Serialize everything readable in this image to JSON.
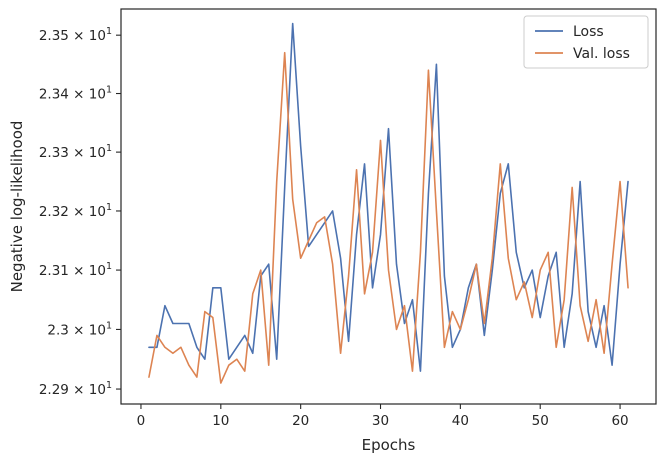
{
  "chart_data": {
    "type": "line",
    "title": "",
    "xlabel": "Epochs",
    "ylabel": "Negative log-likelihood",
    "xlim": [
      -2.5,
      64.5
    ],
    "ylim": [
      2.2875,
      2.3545
    ],
    "yscale": "log",
    "grid": false,
    "legend_position": "top-right",
    "x_ticks": [
      0,
      10,
      20,
      30,
      40,
      50,
      60
    ],
    "x_tick_labels": [
      "0",
      "10",
      "20",
      "30",
      "40",
      "50",
      "60"
    ],
    "y_ticks": [
      2.29,
      2.3,
      2.31,
      2.32,
      2.33,
      2.34,
      2.35
    ],
    "y_tick_labels": [
      {
        "mantissa": "2.29",
        "base": "10",
        "exp": "1"
      },
      {
        "mantissa": "2.3",
        "base": "10",
        "exp": "1"
      },
      {
        "mantissa": "2.31",
        "base": "10",
        "exp": "1"
      },
      {
        "mantissa": "2.32",
        "base": "10",
        "exp": "1"
      },
      {
        "mantissa": "2.33",
        "base": "10",
        "exp": "1"
      },
      {
        "mantissa": "2.34",
        "base": "10",
        "exp": "1"
      },
      {
        "mantissa": "2.35",
        "base": "10",
        "exp": "1"
      }
    ],
    "x": [
      1,
      2,
      3,
      4,
      5,
      6,
      7,
      8,
      9,
      10,
      11,
      12,
      13,
      14,
      15,
      16,
      17,
      18,
      19,
      20,
      21,
      22,
      23,
      24,
      25,
      26,
      27,
      28,
      29,
      30,
      31,
      32,
      33,
      34,
      35,
      36,
      37,
      38,
      39,
      40,
      41,
      42,
      43,
      44,
      45,
      46,
      47,
      48,
      49,
      50,
      51,
      52,
      53,
      54,
      55,
      56,
      57,
      58,
      59,
      60,
      61
    ],
    "series": [
      {
        "name": "Loss",
        "color": "#4c72b0",
        "values": [
          22.97,
          22.97,
          23.04,
          23.01,
          23.01,
          23.01,
          22.97,
          22.95,
          23.07,
          23.07,
          22.95,
          22.97,
          22.99,
          22.96,
          23.09,
          23.11,
          22.95,
          23.24,
          23.52,
          23.31,
          23.14,
          23.16,
          23.18,
          23.2,
          23.12,
          22.98,
          23.16,
          23.28,
          23.07,
          23.16,
          23.34,
          23.11,
          23.01,
          23.05,
          22.93,
          23.23,
          23.45,
          23.09,
          22.97,
          23.0,
          23.07,
          23.11,
          22.99,
          23.1,
          23.23,
          23.28,
          23.13,
          23.07,
          23.1,
          23.02,
          23.09,
          23.13,
          22.97,
          23.06,
          23.25,
          23.03,
          22.97,
          23.04,
          22.94,
          23.11,
          23.25
        ]
      },
      {
        "name": "Val. loss",
        "color": "#dd8452",
        "values": [
          22.92,
          22.99,
          22.97,
          22.96,
          22.97,
          22.94,
          22.92,
          23.03,
          23.02,
          22.91,
          22.94,
          22.95,
          22.93,
          23.06,
          23.1,
          22.94,
          23.25,
          23.47,
          23.22,
          23.12,
          23.15,
          23.18,
          23.19,
          23.11,
          22.96,
          23.09,
          23.27,
          23.06,
          23.13,
          23.32,
          23.1,
          23.0,
          23.04,
          22.93,
          23.13,
          23.44,
          23.2,
          22.97,
          23.03,
          23.0,
          23.05,
          23.11,
          23.01,
          23.12,
          23.28,
          23.12,
          23.05,
          23.08,
          23.02,
          23.1,
          23.13,
          22.97,
          23.05,
          23.24,
          23.04,
          22.98,
          23.05,
          22.96,
          23.11,
          23.25,
          23.07
        ]
      }
    ]
  }
}
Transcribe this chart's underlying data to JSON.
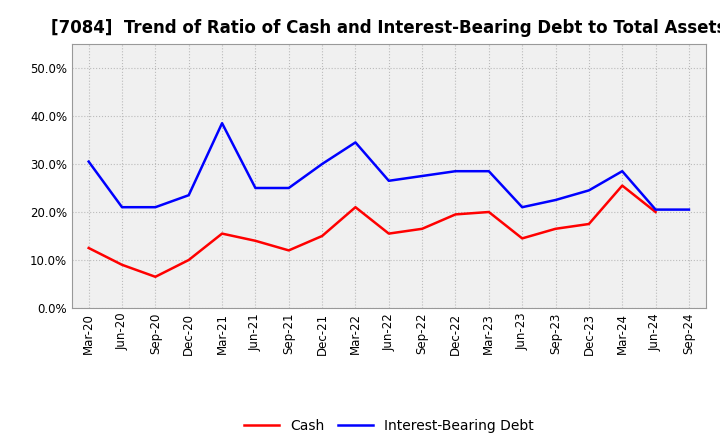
{
  "title": "[7084]  Trend of Ratio of Cash and Interest-Bearing Debt to Total Assets",
  "x_labels": [
    "Mar-20",
    "Jun-20",
    "Sep-20",
    "Dec-20",
    "Mar-21",
    "Jun-21",
    "Sep-21",
    "Dec-21",
    "Mar-22",
    "Jun-22",
    "Sep-22",
    "Dec-22",
    "Mar-23",
    "Jun-23",
    "Sep-23",
    "Dec-23",
    "Mar-24",
    "Jun-24",
    "Sep-24"
  ],
  "cash": [
    0.125,
    0.09,
    0.065,
    0.1,
    0.155,
    0.14,
    0.12,
    0.15,
    0.21,
    0.155,
    0.165,
    0.195,
    0.2,
    0.145,
    0.165,
    0.175,
    0.255,
    0.2,
    null
  ],
  "interest_bearing_debt": [
    0.305,
    0.21,
    0.21,
    0.235,
    0.385,
    0.25,
    0.25,
    0.3,
    0.345,
    0.265,
    0.275,
    0.285,
    0.285,
    0.21,
    0.225,
    0.245,
    0.285,
    0.205,
    0.205
  ],
  "cash_color": "#ff0000",
  "debt_color": "#0000ff",
  "ylim": [
    0.0,
    0.55
  ],
  "yticks": [
    0.0,
    0.1,
    0.2,
    0.3,
    0.4,
    0.5
  ],
  "background_color": "#ffffff",
  "plot_bg_color": "#f0f0f0",
  "grid_color": "#bbbbbb",
  "legend_cash": "Cash",
  "legend_debt": "Interest-Bearing Debt",
  "title_fontsize": 12,
  "axis_fontsize": 8.5,
  "legend_fontsize": 10
}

▶ _STATED TASK_
In your copy of the records, include no pictures; repeat everything else exactly.

▶ _ANSWER BELOW_
Serialize everything readable in this image to JSON.
{
  "chart_data": {
    "type": "line",
    "title": "",
    "xlabel": "Epochs",
    "ylabel": "Negative log-likelihood",
    "xlim": [
      -2.5,
      64.5
    ],
    "ylim": [
      2.2875,
      2.3545
    ],
    "yscale": "log",
    "grid": false,
    "legend_position": "top-right",
    "x_ticks": [
      0,
      10,
      20,
      30,
      40,
      50,
      60
    ],
    "x_tick_labels": [
      "0",
      "10",
      "20",
      "30",
      "40",
      "50",
      "60"
    ],
    "y_ticks": [
      2.29,
      2.3,
      2.31,
      2.32,
      2.33,
      2.34,
      2.35
    ],
    "y_tick_labels": [
      {
        "mantissa": "2.29",
        "base": "10",
        "exp": "1"
      },
      {
        "mantissa": "2.3",
        "base": "10",
        "exp": "1"
      },
      {
        "mantissa": "2.31",
        "base": "10",
        "exp": "1"
      },
      {
        "mantissa": "2.32",
        "base": "10",
        "exp": "1"
      },
      {
        "mantissa": "2.33",
        "base": "10",
        "exp": "1"
      },
      {
        "mantissa": "2.34",
        "base": "10",
        "exp": "1"
      },
      {
        "mantissa": "2.35",
        "base": "10",
        "exp": "1"
      }
    ],
    "x": [
      1,
      2,
      3,
      4,
      5,
      6,
      7,
      8,
      9,
      10,
      11,
      12,
      13,
      14,
      15,
      16,
      17,
      18,
      19,
      20,
      21,
      22,
      23,
      24,
      25,
      26,
      27,
      28,
      29,
      30,
      31,
      32,
      33,
      34,
      35,
      36,
      37,
      38,
      39,
      40,
      41,
      42,
      43,
      44,
      45,
      46,
      47,
      48,
      49,
      50,
      51,
      52,
      53,
      54,
      55,
      56,
      57,
      58,
      59,
      60,
      61
    ],
    "series": [
      {
        "name": "Loss",
        "color": "#4c72b0",
        "values": [
          22.97,
          22.97,
          23.04,
          23.01,
          23.01,
          23.01,
          22.97,
          22.95,
          23.07,
          23.07,
          22.95,
          22.97,
          22.99,
          22.96,
          23.09,
          23.11,
          22.95,
          23.24,
          23.52,
          23.31,
          23.14,
          23.16,
          23.18,
          23.2,
          23.12,
          22.98,
          23.16,
          23.28,
          23.07,
          23.16,
          23.34,
          23.11,
          23.01,
          23.05,
          22.93,
          23.23,
          23.45,
          23.09,
          22.97,
          23.0,
          23.07,
          23.11,
          22.99,
          23.1,
          23.23,
          23.28,
          23.13,
          23.07,
          23.1,
          23.02,
          23.09,
          23.13,
          22.97,
          23.06,
          23.25,
          23.03,
          22.97,
          23.04,
          22.94,
          23.11,
          23.25
        ]
      },
      {
        "name": "Val. loss",
        "color": "#dd8452",
        "values": [
          22.92,
          22.99,
          22.97,
          22.96,
          22.97,
          22.94,
          22.92,
          23.03,
          23.02,
          22.91,
          22.94,
          22.95,
          22.93,
          23.06,
          23.1,
          22.94,
          23.25,
          23.47,
          23.22,
          23.12,
          23.15,
          23.18,
          23.19,
          23.11,
          22.96,
          23.09,
          23.27,
          23.06,
          23.13,
          23.32,
          23.1,
          23.0,
          23.04,
          22.93,
          23.13,
          23.44,
          23.2,
          22.97,
          23.03,
          23.0,
          23.05,
          23.11,
          23.01,
          23.12,
          23.28,
          23.12,
          23.05,
          23.08,
          23.02,
          23.1,
          23.13,
          22.97,
          23.05,
          23.24,
          23.04,
          22.98,
          23.05,
          22.96,
          23.11,
          23.25,
          23.07
        ]
      }
    ]
  }
}
Transcribe this chart's underlying data to JSON.
{
  "title": "[7084]  Trend of Ratio of Cash and Interest-Bearing Debt to Total Assets",
  "x_labels": [
    "Mar-20",
    "Jun-20",
    "Sep-20",
    "Dec-20",
    "Mar-21",
    "Jun-21",
    "Sep-21",
    "Dec-21",
    "Mar-22",
    "Jun-22",
    "Sep-22",
    "Dec-22",
    "Mar-23",
    "Jun-23",
    "Sep-23",
    "Dec-23",
    "Mar-24",
    "Jun-24",
    "Sep-24"
  ],
  "cash": [
    0.125,
    0.09,
    0.065,
    0.1,
    0.155,
    0.14,
    0.12,
    0.15,
    0.21,
    0.155,
    0.165,
    0.195,
    0.2,
    0.145,
    0.165,
    0.175,
    0.255,
    0.2,
    null
  ],
  "interest_bearing_debt": [
    0.305,
    0.21,
    0.21,
    0.235,
    0.385,
    0.25,
    0.25,
    0.3,
    0.345,
    0.265,
    0.275,
    0.285,
    0.285,
    0.21,
    0.225,
    0.245,
    0.285,
    0.205,
    0.205
  ],
  "cash_color": "#ff0000",
  "debt_color": "#0000ff",
  "ylim": [
    0.0,
    0.55
  ],
  "yticks": [
    0.0,
    0.1,
    0.2,
    0.3,
    0.4,
    0.5
  ],
  "background_color": "#ffffff",
  "plot_bg_color": "#f0f0f0",
  "grid_color": "#bbbbbb",
  "legend_cash": "Cash",
  "legend_debt": "Interest-Bearing Debt",
  "title_fontsize": 12,
  "axis_fontsize": 8.5,
  "legend_fontsize": 10
}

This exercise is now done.